## Stated goal A
Rewrite the Rogue Trader page below from "Rogue Trader How" to "type: Print (Hardback)", putting "Publishing house" wherever "Publisher" appears.

## Given text
▬▬▬

Rogue Trader How I Brought Down Barings Bank and Shook the Financial World
- Hardcover edition
- Author: Nick Leeson
- Language: English
- Genre: Finance
- Publisher: Little, Brown & Company
- Publication date: February 19, 1996
- Publication place: United States
- Media type: Print (Hardback)
- Pages: 274 pp.
- ISBN: 0-316-87971-1

= Rogue Trader (book) =

1996 book by Nick Leeson

Rogue Trader: How I Brought Down Barings Bank and Shook the Financial World is a book by Nick Leeson, who served four years in prison for fraud after bankrupting the London-based Barings Bank in 1995 by hiding $1.4 billion in debt he accumulated as a derivatives trader in Singapore. The book was released on February 19, 1996 by Little, Brown & Company.

==Film==
The book was made into a 1999 feature film of the same name. Following an interview with Nick Leeson in prison, Sir David Frost realised the potential for a movie and optioned the rights to Leeson's story.

▬▬▬

## Box coordinate listings

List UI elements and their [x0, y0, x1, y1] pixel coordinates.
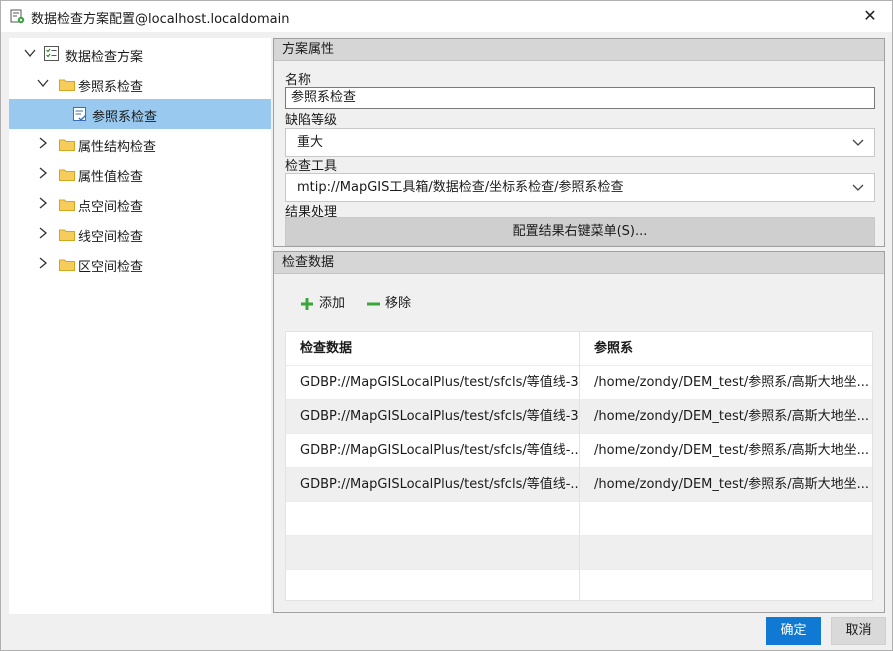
severity-label: 缺陷等级: [285, 113, 338, 128]
tree-item-group[interactable]: 点空间检查: [9, 189, 271, 219]
folder-icon: [59, 229, 75, 241]
table-cell[interactable]: GDBP://MapGISLocalPlus/test/sfcls/等值线-..…: [286, 468, 580, 502]
table-cell[interactable]: GDBP://MapGISLocalPlus/test/sfcls/等值线-38: [286, 400, 580, 434]
chevron-right-icon[interactable]: [37, 227, 49, 239]
scheme-properties-panel: 方案属性 名称 参照系检查 缺陷等级 重大 检查工具 mtip://MapGIS…: [273, 38, 885, 247]
checklist-icon: [44, 46, 59, 61]
table-cell[interactable]: GDBP://MapGISLocalPlus/test/sfcls/等值线-36: [286, 366, 580, 400]
chevron-down-icon[interactable]: [24, 47, 36, 59]
add-label: 添加: [319, 296, 346, 311]
check-data-table[interactable]: 检查数据 参照系 GDBP://MapGISLocalPlus/test/sfc…: [285, 331, 873, 601]
settings-doc-icon: [10, 9, 25, 24]
tree-group-label: 参照系检查: [78, 80, 144, 95]
column-header-check-data[interactable]: 检查数据: [286, 332, 580, 366]
window-title: 数据检查方案配置@localhost.localdomain: [31, 12, 290, 27]
table-cell[interactable]: /home/zondy/DEM_test/参照系/高斯大地坐...: [580, 400, 872, 434]
remove-button[interactable]: 移除: [367, 294, 417, 314]
tree-item-group[interactable]: 属性结构检查: [9, 129, 271, 159]
empty-table-row: [286, 536, 872, 570]
chevron-right-icon[interactable]: [37, 257, 49, 269]
tree-group-label: 点空间检查: [78, 200, 144, 215]
table-cell[interactable]: GDBP://MapGISLocalPlus/test/sfcls/等值线-..…: [286, 434, 580, 468]
tree-item-root[interactable]: 数据检查方案: [9, 39, 271, 69]
check-data-panel: 检查数据 添加 移除 检查数据 参照系 GDBP://MapGISLocalPl…: [273, 251, 885, 613]
chevron-down-icon: [852, 139, 864, 146]
dialog-window: 数据检查方案配置@localhost.localdomain ✕ 数据检查方案 …: [0, 0, 893, 651]
tree-item-group[interactable]: 参照系检查: [9, 69, 271, 99]
folder-icon: [59, 199, 75, 211]
chevron-down-icon[interactable]: [37, 77, 49, 89]
table-header: 检查数据 参照系: [286, 332, 872, 366]
close-button[interactable]: ✕: [860, 6, 880, 26]
severity-value: 重大: [297, 135, 324, 150]
check-rule-icon: [73, 107, 87, 121]
configure-context-menu-button[interactable]: 配置结果右键菜单(S)...: [285, 217, 875, 246]
tool-value: mtip://MapGIS工具箱/数据检查/坐标系检查/参照系检查: [297, 180, 624, 195]
name-label: 名称: [285, 73, 312, 88]
chevron-down-icon: [852, 184, 864, 191]
add-button[interactable]: 添加: [301, 294, 351, 314]
folder-icon: [59, 79, 75, 91]
empty-cell: [580, 536, 872, 570]
cancel-button[interactable]: 取消: [831, 617, 886, 645]
chevron-right-icon[interactable]: [37, 137, 49, 149]
minus-icon: [367, 302, 380, 306]
tree-item-selected[interactable]: 参照系检查: [9, 99, 271, 129]
empty-cell: [580, 570, 872, 600]
table-row[interactable]: GDBP://MapGISLocalPlus/test/sfcls/等值线-38…: [286, 400, 872, 434]
name-input[interactable]: 参照系检查: [285, 87, 875, 109]
folder-icon: [59, 169, 75, 181]
tree-item-group[interactable]: 线空间检查: [9, 219, 271, 249]
plus-icon: [301, 298, 313, 310]
folder-icon: [59, 139, 75, 151]
table-cell[interactable]: /home/zondy/DEM_test/参照系/高斯大地坐...: [580, 468, 872, 502]
empty-cell: [286, 536, 580, 570]
tree-item-group[interactable]: 属性值检查: [9, 159, 271, 189]
empty-cell: [286, 502, 580, 536]
tree-item-group[interactable]: 区空间检查: [9, 249, 271, 279]
tree-group-label: 区空间检查: [78, 260, 144, 275]
panel-header: 方案属性: [274, 39, 884, 61]
column-header-reference[interactable]: 参照系: [580, 332, 872, 366]
table-cell[interactable]: /home/zondy/DEM_test/参照系/高斯大地坐...: [580, 366, 872, 400]
tree-root-label: 数据检查方案: [65, 50, 144, 65]
table-cell[interactable]: /home/zondy/DEM_test/参照系/高斯大地坐...: [580, 434, 872, 468]
tree-group-label: 线空间检查: [78, 230, 144, 245]
title-bar: 数据检查方案配置@localhost.localdomain ✕: [1, 1, 892, 32]
tool-select[interactable]: mtip://MapGIS工具箱/数据检查/坐标系检查/参照系检查: [285, 173, 875, 202]
tree-group-label: 属性结构检查: [78, 140, 157, 155]
table-row[interactable]: GDBP://MapGISLocalPlus/test/sfcls/等值线-..…: [286, 468, 872, 502]
table-row[interactable]: GDBP://MapGISLocalPlus/test/sfcls/等值线-36…: [286, 366, 872, 400]
folder-icon: [59, 259, 75, 271]
chevron-right-icon[interactable]: [37, 167, 49, 179]
table-row[interactable]: GDBP://MapGISLocalPlus/test/sfcls/等值线-..…: [286, 434, 872, 468]
chevron-right-icon[interactable]: [37, 197, 49, 209]
tree-group-label: 属性值检查: [78, 170, 144, 185]
scheme-tree[interactable]: 数据检查方案 参照系检查 参照系检查 属性结构检查 属性值检查 点空间检查 线空…: [9, 38, 271, 614]
panel-header: 检查数据: [274, 252, 884, 274]
tool-label: 检查工具: [285, 159, 338, 174]
empty-table-row: [286, 570, 872, 600]
empty-table-row: [286, 502, 872, 536]
empty-cell: [580, 502, 872, 536]
remove-label: 移除: [385, 296, 412, 311]
empty-cell: [286, 570, 580, 600]
severity-select[interactable]: 重大: [285, 128, 875, 157]
ok-button[interactable]: 确定: [766, 617, 821, 645]
tree-leaf-label: 参照系检查: [92, 110, 158, 125]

▬▬▬

## Stated goal B
Reproduce without change the coordinate rows above from the line with "severity-label: 缺陷等级: [285, 113, 338, 128]" to the line with "180, 624, 195]", including both of those lines.

## Task response A
Rogue Trader How I Brought Down Barings Bank and Shook the Financial World
- Hardcover edition
- Author: Nick Leeson
- Language: English
- Genre: Finance
- Publishing house: Little, Brown & Company
- Publication date: February 19, 1996
- Publication place: United States
- Media type: Print (Hardback)

## Task response B
severity-label: 缺陷等级: [285, 113, 338, 128]
tree-item-group[interactable]: 点空间检查: [9, 189, 271, 219]
folder-icon: [59, 229, 75, 241]
table-cell[interactable]: GDBP://MapGISLocalPlus/test/sfcls/等值线-..…: [286, 468, 580, 502]
table-cell[interactable]: GDBP://MapGISLocalPlus/test/sfcls/等值线-38: [286, 400, 580, 434]
chevron-right-icon[interactable]: [37, 227, 49, 239]
scheme-properties-panel: 方案属性 名称 参照系检查 缺陷等级 重大 检查工具 mtip://MapGIS…: [273, 38, 885, 247]
checklist-icon: [44, 46, 59, 61]
table-cell[interactable]: GDBP://MapGISLocalPlus/test/sfcls/等值线-36: [286, 366, 580, 400]
chevron-down-icon[interactable]: [24, 47, 36, 59]
add-label: 添加: [319, 296, 346, 311]
check-data-table[interactable]: 检查数据 参照系 GDBP://MapGISLocalPlus/test/sfc…: [285, 331, 873, 601]
settings-doc-icon: [10, 9, 25, 24]
tree-group-label: 参照系检查: [78, 80, 144, 95]
column-header-check-data[interactable]: 检查数据: [286, 332, 580, 366]
window-title: 数据检查方案配置@localhost.localdomain: [31, 12, 290, 27]
table-cell[interactable]: /home/zondy/DEM_test/参照系/高斯大地坐...: [580, 400, 872, 434]
remove-button[interactable]: 移除: [367, 294, 417, 314]
tree-item-group[interactable]: 属性结构检查: [9, 129, 271, 159]
empty-table-row: [286, 536, 872, 570]
chevron-right-icon[interactable]: [37, 257, 49, 269]
tree-group-label: 点空间检查: [78, 200, 144, 215]
table-cell[interactable]: GDBP://MapGISLocalPlus/test/sfcls/等值线-..…: [286, 434, 580, 468]
tree-item-root[interactable]: 数据检查方案: [9, 39, 271, 69]
check-data-panel: 检查数据 添加 移除 检查数据 参照系 GDBP://MapGISLocalPl…: [273, 251, 885, 613]
chevron-down-icon: [852, 139, 864, 146]
dialog-window: 数据检查方案配置@localhost.localdomain ✕ 数据检查方案 …: [0, 0, 893, 651]
tree-item-group[interactable]: 参照系检查: [9, 69, 271, 99]
folder-icon: [59, 199, 75, 211]
chevron-down-icon[interactable]: [37, 77, 49, 89]
table-header: 检查数据 参照系: [286, 332, 872, 366]
close-button[interactable]: ✕: [860, 6, 880, 26]
severity-value: 重大: [297, 135, 324, 150]
check-rule-icon: [73, 107, 87, 121]
configure-context-menu-button[interactable]: 配置结果右键菜单(S)...: [285, 217, 875, 246]
tool-value: mtip://MapGIS工具箱/数据检查/坐标系检查/参照系检查: [297, 180, 624, 195]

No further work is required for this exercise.